◆ Exercise A ◆
According to the transatlantic commentary, what does NATO want to get more involved in?
◆ Exercise B ◆
Resume the transatlantic commentary after its last line and continue it in the same style.

◆ Excerpted text ◆
********************

Macron: How the transatlantic partnership can be useful: Europe and US would need an effective multilateralism for climate, to preserve democracies, and more specifically, when we are talking about freedom of speech, and no online hate (the f*ck?) - which is why we need to regulate multinational internet companies (ah!). Africa - restructuring african debt. Vaccines also used to play political games (nothing new). Need to rebuild security architecture (he is talking about NATO, no - really). Need dialogue with russia. Same international security cooperation pledges as Merkel. Also mentions Iran. Ends on Cyber, cyber. (US likes very much).
...

Moderator is doing mindgames. "This is seen by some as the EU moving away from the US." No - this is seen by everyone as a continuation of the US moving away from transatlantic relations.
Macron answers: Would like US more invested, please - we are doing our homework, pleeeeeease!? (On an issue, that the US made an issue (EU has to pay more... We are not interested in the middle east anymore..)
"No, the US has become a pacific power." Correct. He is spelling it out for the sloooooooow folks.


And thats it - the TV stations are out (time window is over).

What follows (online only):
Attract packages PR from the transatlantic lobby.
"The next segment is dedicated to the EU and NATO!" Now Von der Leyen is allowed to speak. Bootlicks the US being back. Then a whole lot of nothing.

What 'could' drive our global agenda:

- Climate change (Europe -55% emission reduction already till 2030 -)
- Digital world (democracy challenges), storming on the US Capitol was a turning point, we have to do something. (Reign in Big Tech) Invites US to join EU ruleset on online privacy protection. BWHAHAHAHAHHA!"
- More bootliking on common values, we need to lead the way against chinese and russian influence.

Now more PR from the Koerber foundation. (Ok, the most softballed question possible...  ) Blah answer of course. ("ACT accelerator, COVAX -" as concrete steps mentioned that are taken for a more inclusive and transatlantic, blah... and digital initiatives, and diversity, and... blaaaaah.)

Moderator is now fully US PR stooge: "Why not try to ram TTIP through again!?"

EU tried to set up a "Trade and technology council". This is how we can tackle the challenges! (We just havent heard back from the US yet...)

Charles Michel is wheeled in. Prepare for another 30 minutes of nothing but PR.
edit: "Values, prosperity and influence!" Heres your slogan, nobody asked for.
"We want to build back a better, fairer, and greener world for all!"
He doesnt stop.
"Together we are stronger!"
Ends with bootlicking for the US.

Most important common goals? First, to work together internationaly, because - eeeeh, no because. Second - digital agenda, because - eeeeh personal privacy and public integrity (US doesnt care...). "I think those are good examples." Aaaaaand (wait for it) geopolitical security.
--

Jens Stoltenberg - (Now it could get interesting again.. )
"I look forward to hosting the Nato summit later this year." Great. Nothingburger.

Nato wants to get more involved in political and economic warfare. (Wants more responsibility. Thats somewhat unexpected...)
More softball questions from our "Future leaders" (Future liars in important positions, that learn to lie like the best of them, when they are young - programs) from Munich. "What should NATO do in the next 10 years?".
Answer: Everything and quantum computing. BWAHAHAHA!

********************

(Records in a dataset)
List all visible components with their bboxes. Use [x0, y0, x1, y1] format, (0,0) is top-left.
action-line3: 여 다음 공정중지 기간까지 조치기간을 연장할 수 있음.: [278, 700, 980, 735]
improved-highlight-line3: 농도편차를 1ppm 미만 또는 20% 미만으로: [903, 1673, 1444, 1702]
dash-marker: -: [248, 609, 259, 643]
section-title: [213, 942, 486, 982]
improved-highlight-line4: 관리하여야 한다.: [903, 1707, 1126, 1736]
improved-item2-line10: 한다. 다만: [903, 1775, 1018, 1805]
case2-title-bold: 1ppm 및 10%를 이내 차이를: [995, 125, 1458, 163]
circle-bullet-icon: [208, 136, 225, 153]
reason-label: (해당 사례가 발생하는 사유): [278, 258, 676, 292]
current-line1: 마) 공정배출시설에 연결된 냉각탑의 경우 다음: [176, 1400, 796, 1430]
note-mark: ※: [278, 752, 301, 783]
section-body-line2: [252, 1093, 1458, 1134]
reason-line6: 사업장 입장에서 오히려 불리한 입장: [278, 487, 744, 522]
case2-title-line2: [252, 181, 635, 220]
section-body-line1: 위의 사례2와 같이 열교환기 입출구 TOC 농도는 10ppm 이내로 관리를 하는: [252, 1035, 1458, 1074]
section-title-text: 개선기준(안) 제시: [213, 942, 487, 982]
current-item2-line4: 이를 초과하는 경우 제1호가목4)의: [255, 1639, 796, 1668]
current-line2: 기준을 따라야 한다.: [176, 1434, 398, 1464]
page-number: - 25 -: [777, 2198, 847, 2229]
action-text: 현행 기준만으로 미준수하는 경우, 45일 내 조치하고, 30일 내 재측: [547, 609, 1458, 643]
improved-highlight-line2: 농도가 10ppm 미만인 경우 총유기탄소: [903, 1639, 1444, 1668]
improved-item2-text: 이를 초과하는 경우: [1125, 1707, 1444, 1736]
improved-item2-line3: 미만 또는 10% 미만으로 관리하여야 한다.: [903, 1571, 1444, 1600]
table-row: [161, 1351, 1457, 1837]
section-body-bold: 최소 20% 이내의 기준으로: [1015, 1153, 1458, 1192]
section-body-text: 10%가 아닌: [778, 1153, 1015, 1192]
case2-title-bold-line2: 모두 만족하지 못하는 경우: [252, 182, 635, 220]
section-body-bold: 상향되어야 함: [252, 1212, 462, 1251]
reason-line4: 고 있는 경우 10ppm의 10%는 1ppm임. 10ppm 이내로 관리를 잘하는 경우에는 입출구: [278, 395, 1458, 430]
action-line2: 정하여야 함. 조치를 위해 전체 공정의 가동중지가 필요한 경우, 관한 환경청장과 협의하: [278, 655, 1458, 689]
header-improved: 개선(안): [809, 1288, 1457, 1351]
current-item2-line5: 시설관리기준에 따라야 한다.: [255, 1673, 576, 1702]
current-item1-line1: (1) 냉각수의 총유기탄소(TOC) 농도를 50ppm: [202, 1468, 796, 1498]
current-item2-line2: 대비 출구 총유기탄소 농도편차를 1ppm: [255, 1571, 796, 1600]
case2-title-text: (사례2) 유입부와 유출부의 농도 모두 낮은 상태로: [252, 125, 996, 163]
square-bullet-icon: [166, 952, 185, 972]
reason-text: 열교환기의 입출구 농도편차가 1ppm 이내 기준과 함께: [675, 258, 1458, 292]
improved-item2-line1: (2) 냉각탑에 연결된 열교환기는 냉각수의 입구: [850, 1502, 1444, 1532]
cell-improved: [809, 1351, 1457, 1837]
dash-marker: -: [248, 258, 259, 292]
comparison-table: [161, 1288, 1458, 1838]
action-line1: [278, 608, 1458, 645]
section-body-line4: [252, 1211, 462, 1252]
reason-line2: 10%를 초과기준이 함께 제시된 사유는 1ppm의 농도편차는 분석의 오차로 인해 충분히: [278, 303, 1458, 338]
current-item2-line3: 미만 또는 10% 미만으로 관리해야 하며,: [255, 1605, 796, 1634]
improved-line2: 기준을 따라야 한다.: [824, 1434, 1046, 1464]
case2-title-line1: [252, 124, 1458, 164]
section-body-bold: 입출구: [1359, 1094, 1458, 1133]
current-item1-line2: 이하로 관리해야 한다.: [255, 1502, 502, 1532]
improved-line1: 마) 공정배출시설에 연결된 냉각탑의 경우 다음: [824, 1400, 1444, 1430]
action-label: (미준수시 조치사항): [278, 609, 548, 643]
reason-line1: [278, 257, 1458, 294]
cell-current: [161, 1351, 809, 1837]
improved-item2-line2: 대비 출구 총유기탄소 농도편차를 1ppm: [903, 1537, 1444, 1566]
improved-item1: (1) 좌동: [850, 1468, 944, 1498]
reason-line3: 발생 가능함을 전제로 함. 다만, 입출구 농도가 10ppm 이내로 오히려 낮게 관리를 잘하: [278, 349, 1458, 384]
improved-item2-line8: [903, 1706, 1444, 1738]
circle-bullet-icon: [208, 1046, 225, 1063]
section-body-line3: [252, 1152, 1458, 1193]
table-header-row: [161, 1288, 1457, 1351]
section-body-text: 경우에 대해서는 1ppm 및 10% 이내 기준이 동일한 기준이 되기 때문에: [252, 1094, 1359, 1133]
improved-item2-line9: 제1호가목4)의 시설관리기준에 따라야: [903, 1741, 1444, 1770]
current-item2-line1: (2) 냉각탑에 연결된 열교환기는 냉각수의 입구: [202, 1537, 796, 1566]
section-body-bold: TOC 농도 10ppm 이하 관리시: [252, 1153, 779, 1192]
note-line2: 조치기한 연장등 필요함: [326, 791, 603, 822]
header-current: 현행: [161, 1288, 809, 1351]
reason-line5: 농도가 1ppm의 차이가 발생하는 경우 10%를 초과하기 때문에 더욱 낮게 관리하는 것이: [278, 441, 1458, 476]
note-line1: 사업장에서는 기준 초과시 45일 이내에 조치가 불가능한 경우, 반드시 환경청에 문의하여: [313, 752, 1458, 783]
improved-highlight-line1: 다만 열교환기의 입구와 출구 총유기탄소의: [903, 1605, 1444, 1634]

********************

◆ Exercise output A ◆
Political and economic warfare.

◆ Exercise output B ◆
Second softball question: RUSSIA IS USING COVID POLITICALLY! What would you do?

Stoltenberg: "We also want to use more disinformation!" (Ok, and 'strengthening resilience of our populations' - more inwards facing PR, great.)

NATO: EU is cooperating like a champ, its just - that the US isnt. (Well he is norwegian.........  ) But EU can not replace NATO, EU can not protect Europe. We need Europe and North America together. And back to bootlicking for the US again.


Moderator asking a question he thinks will be interesting for the 'broader public' - Nato and Climatechange - do you think thats SUPER!? "Yes, I very clearly see the relationship, and this is SUPER". Crisis creats threats. (At the end of this century. BTW. Africa sooner.) What an interesting and not at all formulaic question. So much individual thought went into that question, I'm sure. Because it was asked with the 'broader public' watching, in mind.


Now more PR rolls. "John Kerry has always shown his concern for the climate - he even met Thunberg!111!11!!"

"Welcome John Kerry!"

Kerry : "Thank you for making Climate change a front and center issue at the Munich Security conference!"
"Today in Texas it snowed!" "OMG!" (Sorry..  )
Talks about the future security impacts of migration flows as caused by climate change. (Using platitudes and trueisms. And PR talking points. "Decisive decade...' (COP November advertorial Leaders Summit advertorial.))


Munich Young Leader from Zimbabwe: "But what about africa?" (Very eloquently spoken. Probably because it was a statement and not a question, so it reflects back on her.)

Now a Young leader from Austria "A transatlantic partnership on climate (trade tariffs) would only _feel natural_!"
Kerry: "No, thanks." (Only if Europe moves back from financial regulations (tariffs).)
"Companies social responsibility PR will become "a good indicator" for all kind of actions!" (Wow!)

Young leader from Bangladesh: "30 mio people in Bangladesh might be displaced because of climate change, is the international community aware." Answer (very suprisingly!) - "Yes!"

Oh - young leaders are the KINGs at asking softball questions.  In his answer Kerry can even move all the way to the beginnings of the industrial revolution, the question is so open...  More COP November advertorial. Inclusiveness!"

"We are going to begin at the beginning, at least from my point of view!" (What?)



Saaaaaaaadly no more time for the North Stream pipeline question... Moderator sooo sad.

What a joke.
-

NOW Bojo is allowed to speak.

PR roll is doubled over - (no one checked their prerolls).

"The industry of pessimism has thrived, even here in Munich." "We are turning a corner." "We are pooling our resources again!" "America, undoubtedly is back as the leader of the free world!"

"The shared goals are to help the world!" "We all have lessons to learn, on what we do not want to repeat."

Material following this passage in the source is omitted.